* _Task_: Output every line of the records below verbatim, keeping the original wording and order.

Saved data entries:
****
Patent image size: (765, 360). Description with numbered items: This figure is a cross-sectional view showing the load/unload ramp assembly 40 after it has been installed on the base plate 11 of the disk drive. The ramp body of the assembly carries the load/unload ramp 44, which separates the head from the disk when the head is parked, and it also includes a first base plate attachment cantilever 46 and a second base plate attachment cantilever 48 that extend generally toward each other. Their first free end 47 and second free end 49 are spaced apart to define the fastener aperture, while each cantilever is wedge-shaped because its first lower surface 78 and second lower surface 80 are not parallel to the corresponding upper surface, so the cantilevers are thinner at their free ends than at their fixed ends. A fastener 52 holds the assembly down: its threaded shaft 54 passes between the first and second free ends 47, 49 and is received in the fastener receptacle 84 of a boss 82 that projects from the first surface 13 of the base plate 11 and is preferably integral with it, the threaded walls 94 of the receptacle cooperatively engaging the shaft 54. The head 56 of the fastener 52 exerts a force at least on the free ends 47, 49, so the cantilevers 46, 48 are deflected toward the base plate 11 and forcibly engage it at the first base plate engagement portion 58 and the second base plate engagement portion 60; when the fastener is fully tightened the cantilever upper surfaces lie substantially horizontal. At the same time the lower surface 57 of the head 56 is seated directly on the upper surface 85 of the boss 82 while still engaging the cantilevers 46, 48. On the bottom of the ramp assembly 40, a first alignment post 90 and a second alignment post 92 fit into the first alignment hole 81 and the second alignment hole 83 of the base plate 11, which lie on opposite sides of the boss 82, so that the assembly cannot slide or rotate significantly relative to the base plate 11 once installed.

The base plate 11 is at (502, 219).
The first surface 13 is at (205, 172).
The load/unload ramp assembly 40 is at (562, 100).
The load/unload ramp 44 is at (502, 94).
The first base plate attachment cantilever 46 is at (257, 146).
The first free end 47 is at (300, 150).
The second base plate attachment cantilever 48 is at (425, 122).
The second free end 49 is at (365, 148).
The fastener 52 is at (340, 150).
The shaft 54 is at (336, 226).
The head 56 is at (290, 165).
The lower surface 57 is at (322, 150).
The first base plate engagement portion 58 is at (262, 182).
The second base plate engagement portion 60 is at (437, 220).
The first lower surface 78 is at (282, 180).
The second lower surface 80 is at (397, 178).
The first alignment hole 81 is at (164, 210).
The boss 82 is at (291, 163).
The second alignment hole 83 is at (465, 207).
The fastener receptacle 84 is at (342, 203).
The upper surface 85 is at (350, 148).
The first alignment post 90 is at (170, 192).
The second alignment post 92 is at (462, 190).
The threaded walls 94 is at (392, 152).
****
* _Written response_:
Patent image size: (765, 360). Description with numbered items: This figure is a cross-sectional view showing the load/unload ramp assembly 40 after it has been installed on the base plate 11 of the disk drive. The ramp body of the assembly carries the load/unload ramp 44, which separates the head from the disk when the head is parked, and it also includes a first base plate attachment cantilever 46 and a second base plate attachment cantilever 48 that extend generally toward each other. Their first free end 47 and second free end 49 are spaced apart to define the fastener aperture, while each cantilever is wedge-shaped because its first lower surface 78 and second lower surface 80 are not parallel to the corresponding upper surface, so the cantilevers are thinner at their free ends than at their fixed ends. A fastener 52 holds the assembly down: its threaded shaft 54 passes between the first and second free ends 47, 49 and is received in the fastener receptacle 84 of a boss 82 that projects from the first surface 13 of the base plate 11 and is preferably integral with it, the threaded walls 94 of the receptacle cooperatively engaging the shaft 54. The head 56 of the fastener 52 exerts a force at least on the free ends 47, 49, so the cantilevers 46, 48 are deflected toward the base plate 11 and forcibly engage it at the first base plate engagement portion 58 and the second base plate engagement portion 60; when the fastener is fully tightened the cantilever upper surfaces lie substantially horizontal. At the same time the lower surface 57 of the head 56 is seated directly on the upper surface 85 of the boss 82 while still engaging the cantilevers 46, 48. On the bottom of the ramp assembly 40, a first alignment post 90 and a second alignment post 92 fit into the first alignment hole 81 and the second alignment hole 83 of the base plate 11, which lie on opposite sides of the boss 82, so that the assembly cannot slide or rotate significantly relative to the base plate 11 once installed.

The base plate 11 is at (502, 219).
The first surface 13 is at (205, 172).
The load/unload ramp assembly 40 is at (562, 100).
The load/unload ramp 44 is at (502, 94).
The first base plate attachment cantilever 46 is at (257, 146).
The first free end 47 is at (300, 150).
The second base plate attachment cantilever 48 is at (425, 122).
The second free end 49 is at (365, 148).
The fastener 52 is at (340, 150).
The shaft 54 is at (336, 226).
The head 56 is at (290, 165).
The lower surface 57 is at (322, 150).
The first base plate engagement portion 58 is at (262, 182).
The second base plate engagement portion 60 is at (437, 220).
The first lower surface 78 is at (282, 180).
The second lower surface 80 is at (397, 178).
The first alignment hole 81 is at (164, 210).
The boss 82 is at (291, 163).
The second alignment hole 83 is at (465, 207).
The fastener receptacle 84 is at (342, 203).
The upper surface 85 is at (350, 148).
The first alignment post 90 is at (170, 192).
The second alignment post 92 is at (462, 190).
The threaded walls 94 is at (392, 152).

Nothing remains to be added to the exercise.